WHAT YOU SHOULD DO
Give back only the lines from the one with "What data populates" through the last line of the data, exactly as they appear.

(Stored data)
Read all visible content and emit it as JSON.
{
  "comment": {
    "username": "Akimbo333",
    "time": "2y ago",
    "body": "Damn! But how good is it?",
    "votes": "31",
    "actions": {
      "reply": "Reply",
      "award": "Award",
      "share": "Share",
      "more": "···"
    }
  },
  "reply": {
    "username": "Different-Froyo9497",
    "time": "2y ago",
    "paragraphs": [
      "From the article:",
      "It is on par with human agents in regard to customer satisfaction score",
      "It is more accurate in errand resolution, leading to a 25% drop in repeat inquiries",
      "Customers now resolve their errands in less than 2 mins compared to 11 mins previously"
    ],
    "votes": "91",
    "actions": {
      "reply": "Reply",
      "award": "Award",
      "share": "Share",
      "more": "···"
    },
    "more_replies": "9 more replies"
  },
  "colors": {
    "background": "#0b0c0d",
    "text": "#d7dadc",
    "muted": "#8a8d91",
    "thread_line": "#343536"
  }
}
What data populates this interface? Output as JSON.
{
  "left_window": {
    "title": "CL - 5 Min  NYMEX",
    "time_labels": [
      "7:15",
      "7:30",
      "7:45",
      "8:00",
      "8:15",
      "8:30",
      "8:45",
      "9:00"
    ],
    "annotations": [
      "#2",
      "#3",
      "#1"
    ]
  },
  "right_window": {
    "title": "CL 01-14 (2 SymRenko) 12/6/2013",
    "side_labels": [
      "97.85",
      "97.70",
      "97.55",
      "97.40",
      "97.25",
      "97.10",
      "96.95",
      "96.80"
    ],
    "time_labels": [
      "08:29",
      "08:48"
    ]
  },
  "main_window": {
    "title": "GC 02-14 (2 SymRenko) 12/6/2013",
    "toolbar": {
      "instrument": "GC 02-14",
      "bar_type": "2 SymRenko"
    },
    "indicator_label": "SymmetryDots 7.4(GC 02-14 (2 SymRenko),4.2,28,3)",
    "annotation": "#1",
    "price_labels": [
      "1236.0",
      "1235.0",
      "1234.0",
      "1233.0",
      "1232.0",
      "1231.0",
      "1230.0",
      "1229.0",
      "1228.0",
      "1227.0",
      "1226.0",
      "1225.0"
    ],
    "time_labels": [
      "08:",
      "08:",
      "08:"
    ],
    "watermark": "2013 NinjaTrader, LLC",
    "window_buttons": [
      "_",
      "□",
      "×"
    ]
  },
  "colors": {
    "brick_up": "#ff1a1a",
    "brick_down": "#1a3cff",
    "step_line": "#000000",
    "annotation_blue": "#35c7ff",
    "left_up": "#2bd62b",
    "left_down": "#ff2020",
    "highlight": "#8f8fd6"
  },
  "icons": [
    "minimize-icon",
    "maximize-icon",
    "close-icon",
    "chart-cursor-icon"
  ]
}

FINAL ANSWER
What data populates this interface? Output as JSON.
{
  "left_window": {
    "title": "CL - 5 Min  NYMEX",
    "time_labels": [
      "7:15",
      "7:30",
      "7:45",
      "8:00",
      "8:15",
      "8:30",
      "8:45",
      "9:00"
    ],
    "annotations": [
      "#2",
      "#3",
      "#1"
    ]
  },
  "right_window": {
    "title": "CL 01-14 (2 SymRenko) 12/6/2013",
    "side_labels": [
      "97.85",
      "97.70",
      "97.55",
      "97.40",
      "97.25",
      "97.10",
      "96.95",
      "96.80"
    ],
    "time_labels": [
      "08:29",
      "08:48"
    ]
  },
  "main_window": {
    "title": "GC 02-14 (2 SymRenko) 12/6/2013",
    "toolbar": {
      "instrument": "GC 02-14",
      "bar_type": "2 SymRenko"
    },
    "indicator_label": "SymmetryDots 7.4(GC 02-14 (2 SymRenko),4.2,28,3)",
    "annotation": "#1",
    "price_labels": [
      "1236.0",
      "1235.0",
      "1234.0",
      "1233.0",
      "1232.0",
      "1231.0",
      "1230.0",
      "1229.0",
      "1228.0",
      "1227.0",
      "1226.0",
      "1225.0"
    ],
    "time_labels": [
      "08:",
      "08:",
      "08:"
    ],
    "watermark": "2013 NinjaTrader, LLC",
    "window_buttons": [
      "_",
      "□",
      "×"
    ]
  },
  "colors": {
    "brick_up": "#ff1a1a",
    "brick_down": "#1a3cff",
    "step_line": "#000000",
    "annotation_blue": "#35c7ff",
    "left_up": "#2bd62b",
    "left_down": "#ff2020",
    "highlight": "#8f8fd6"
  },
  "icons": [
    "minimize-icon",
    "maximize-icon",
    "close-icon",
    "chart-cursor-icon"
  ]
}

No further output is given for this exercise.